Set exercise: Repeat the entries below exactly as they appear, with no pictures.

#### Data for this exercise ####

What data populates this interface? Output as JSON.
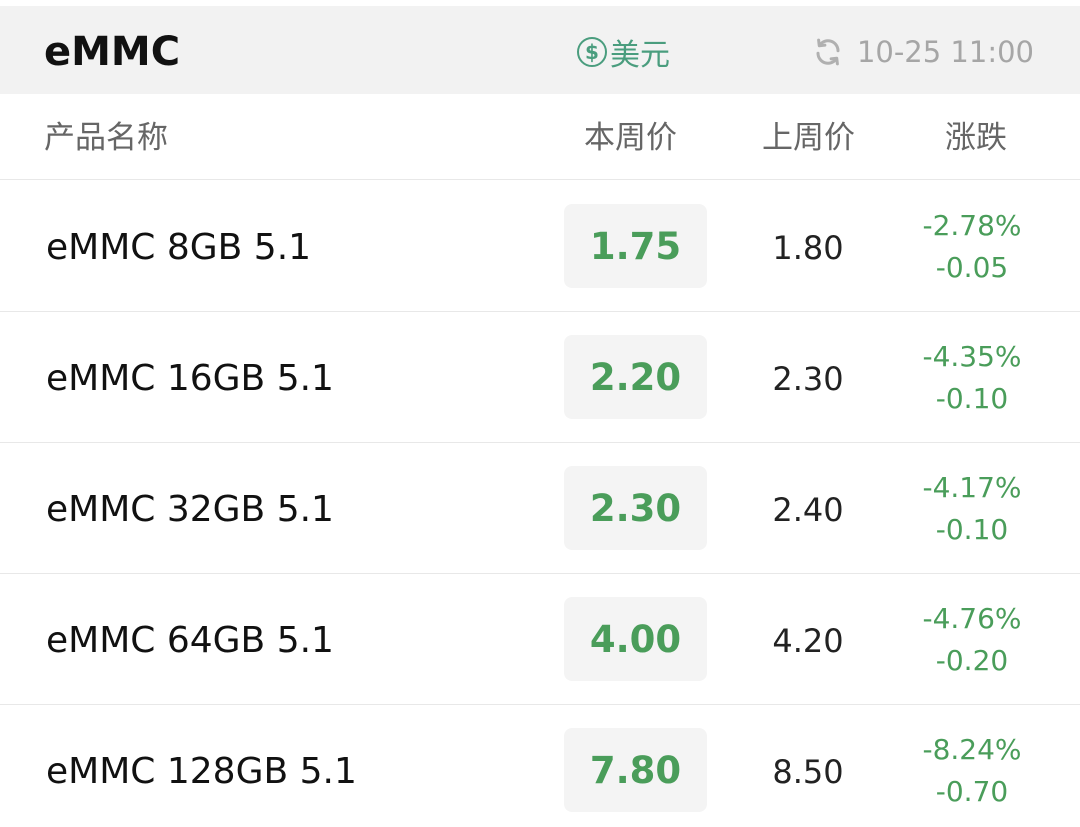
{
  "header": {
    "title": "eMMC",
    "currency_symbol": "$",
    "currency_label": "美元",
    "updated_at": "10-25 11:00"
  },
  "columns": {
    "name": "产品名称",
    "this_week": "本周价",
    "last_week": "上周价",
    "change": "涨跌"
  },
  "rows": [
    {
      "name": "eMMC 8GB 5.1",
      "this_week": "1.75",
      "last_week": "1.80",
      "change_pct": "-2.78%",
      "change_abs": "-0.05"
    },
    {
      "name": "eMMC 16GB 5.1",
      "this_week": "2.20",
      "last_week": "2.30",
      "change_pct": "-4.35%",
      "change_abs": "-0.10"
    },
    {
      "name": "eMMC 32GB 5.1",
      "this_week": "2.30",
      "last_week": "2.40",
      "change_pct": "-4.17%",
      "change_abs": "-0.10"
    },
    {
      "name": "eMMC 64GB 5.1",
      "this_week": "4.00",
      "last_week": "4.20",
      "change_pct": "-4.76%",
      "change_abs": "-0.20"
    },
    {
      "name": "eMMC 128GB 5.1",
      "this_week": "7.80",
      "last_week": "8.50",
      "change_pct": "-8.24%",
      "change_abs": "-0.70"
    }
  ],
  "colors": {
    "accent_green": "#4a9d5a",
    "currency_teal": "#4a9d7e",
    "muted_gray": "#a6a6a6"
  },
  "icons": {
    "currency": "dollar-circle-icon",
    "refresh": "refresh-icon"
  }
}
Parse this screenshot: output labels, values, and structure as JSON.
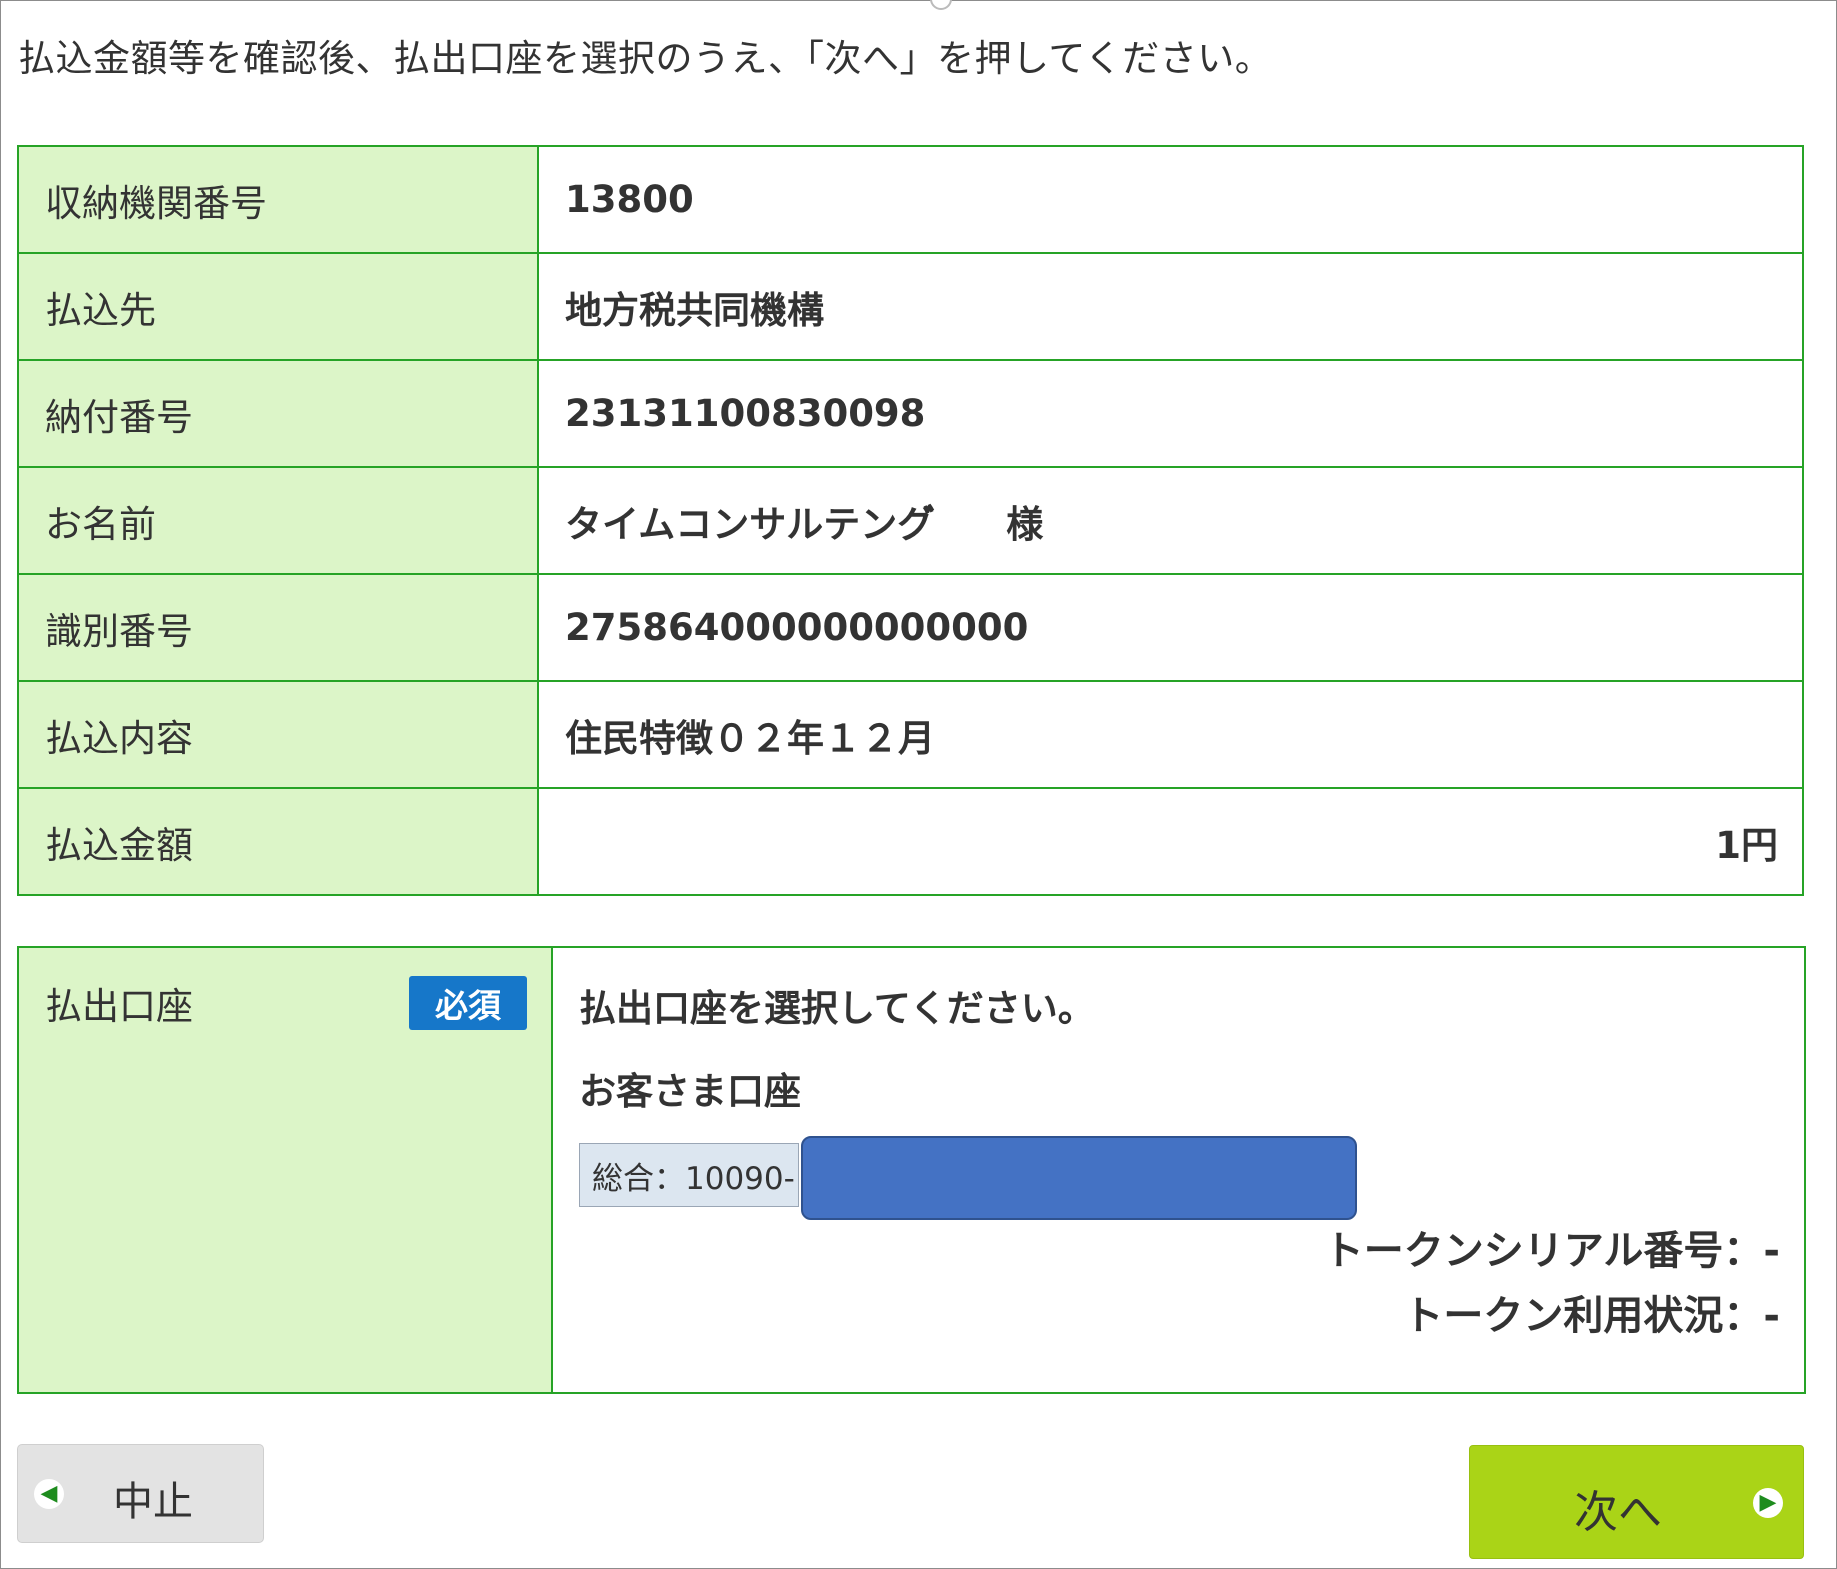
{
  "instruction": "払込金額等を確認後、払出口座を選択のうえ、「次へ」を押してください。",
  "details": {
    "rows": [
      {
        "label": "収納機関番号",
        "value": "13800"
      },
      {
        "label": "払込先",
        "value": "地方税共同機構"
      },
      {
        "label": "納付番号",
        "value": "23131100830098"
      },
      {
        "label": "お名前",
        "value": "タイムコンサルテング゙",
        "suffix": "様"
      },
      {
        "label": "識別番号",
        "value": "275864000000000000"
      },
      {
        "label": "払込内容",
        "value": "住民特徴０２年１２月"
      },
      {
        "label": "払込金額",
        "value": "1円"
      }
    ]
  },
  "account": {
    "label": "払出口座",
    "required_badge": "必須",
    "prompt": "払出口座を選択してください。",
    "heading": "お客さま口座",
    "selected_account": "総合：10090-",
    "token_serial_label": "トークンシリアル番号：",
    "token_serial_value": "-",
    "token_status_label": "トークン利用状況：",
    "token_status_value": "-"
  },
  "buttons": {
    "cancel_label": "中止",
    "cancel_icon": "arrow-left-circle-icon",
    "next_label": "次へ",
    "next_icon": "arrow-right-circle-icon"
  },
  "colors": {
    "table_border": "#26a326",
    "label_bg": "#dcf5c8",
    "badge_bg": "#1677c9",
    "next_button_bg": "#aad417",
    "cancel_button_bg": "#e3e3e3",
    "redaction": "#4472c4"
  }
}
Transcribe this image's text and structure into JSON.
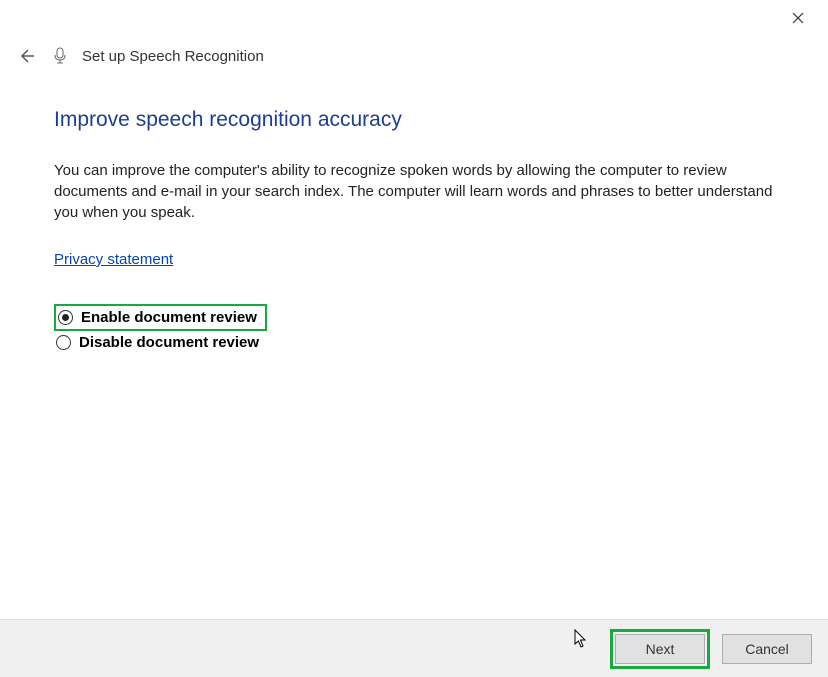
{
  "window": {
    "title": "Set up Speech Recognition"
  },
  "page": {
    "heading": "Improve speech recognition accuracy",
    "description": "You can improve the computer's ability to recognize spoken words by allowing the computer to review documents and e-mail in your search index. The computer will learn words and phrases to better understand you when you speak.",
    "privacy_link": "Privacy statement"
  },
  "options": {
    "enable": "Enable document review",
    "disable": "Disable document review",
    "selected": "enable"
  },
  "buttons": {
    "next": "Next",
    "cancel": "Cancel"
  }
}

####

Written reply:
What data populates this interface? Output as JSON.
{
  "header": {
    "title": "eMMC",
    "currency_symbol": "$",
    "currency_label": "美元",
    "updated_at": "10-25 11:00"
  },
  "columns": {
    "name": "产品名称",
    "this_week": "本周价",
    "last_week": "上周价",
    "change": "涨跌"
  },
  "rows": [
    {
      "name": "eMMC 8GB 5.1",
      "this_week": "1.75",
      "last_week": "1.80",
      "change_pct": "-2.78%",
      "change_abs": "-0.05"
    },
    {
      "name": "eMMC 16GB 5.1",
      "this_week": "2.20",
      "last_week": "2.30",
      "change_pct": "-4.35%",
      "change_abs": "-0.10"
    },
    {
      "name": "eMMC 32GB 5.1",
      "this_week": "2.30",
      "last_week": "2.40",
      "change_pct": "-4.17%",
      "change_abs": "-0.10"
    },
    {
      "name": "eMMC 64GB 5.1",
      "this_week": "4.00",
      "last_week": "4.20",
      "change_pct": "-4.76%",
      "change_abs": "-0.20"
    },
    {
      "name": "eMMC 128GB 5.1",
      "this_week": "7.80",
      "last_week": "8.50",
      "change_pct": "-8.24%",
      "change_abs": "-0.70"
    }
  ],
  "colors": {
    "accent_green": "#4a9d5a",
    "currency_teal": "#4a9d7e",
    "muted_gray": "#a6a6a6"
  },
  "icons": {
    "currency": "dollar-circle-icon",
    "refresh": "refresh-icon"
  }
}
Parse this screenshot: output labels, values, and structure as JSON.
{
  "instruction": "払込金額等を確認後、払出口座を選択のうえ、「次へ」を押してください。",
  "details": {
    "rows": [
      {
        "label": "収納機関番号",
        "value": "13800"
      },
      {
        "label": "払込先",
        "value": "地方税共同機構"
      },
      {
        "label": "納付番号",
        "value": "23131100830098"
      },
      {
        "label": "お名前",
        "value": "タイムコンサルテング゙",
        "suffix": "様"
      },
      {
        "label": "識別番号",
        "value": "275864000000000000"
      },
      {
        "label": "払込内容",
        "value": "住民特徴０２年１２月"
      },
      {
        "label": "払込金額",
        "value": "1円"
      }
    ]
  },
  "account": {
    "label": "払出口座",
    "required_badge": "必須",
    "prompt": "払出口座を選択してください。",
    "heading": "お客さま口座",
    "selected_account": "総合：10090-",
    "token_serial_label": "トークンシリアル番号：",
    "token_serial_value": "-",
    "token_status_label": "トークン利用状況：",
    "token_status_value": "-"
  },
  "buttons": {
    "cancel_label": "中止",
    "cancel_icon": "arrow-left-circle-icon",
    "next_label": "次へ",
    "next_icon": "arrow-right-circle-icon"
  },
  "colors": {
    "table_border": "#26a326",
    "label_bg": "#dcf5c8",
    "badge_bg": "#1677c9",
    "next_button_bg": "#aad417",
    "cancel_button_bg": "#e3e3e3",
    "redaction": "#4472c4"
  }
}
Transcribe this image's text and structure into JSON.
{
  "window": {
    "title": "Set up Speech Recognition"
  },
  "page": {
    "heading": "Improve speech recognition accuracy",
    "description": "You can improve the computer's ability to recognize spoken words by allowing the computer to review documents and e-mail in your search index. The computer will learn words and phrases to better understand you when you speak.",
    "privacy_link": "Privacy statement"
  },
  "options": {
    "enable": "Enable document review",
    "disable": "Disable document review",
    "selected": "enable"
  },
  "buttons": {
    "next": "Next",
    "cancel": "Cancel"
  }
}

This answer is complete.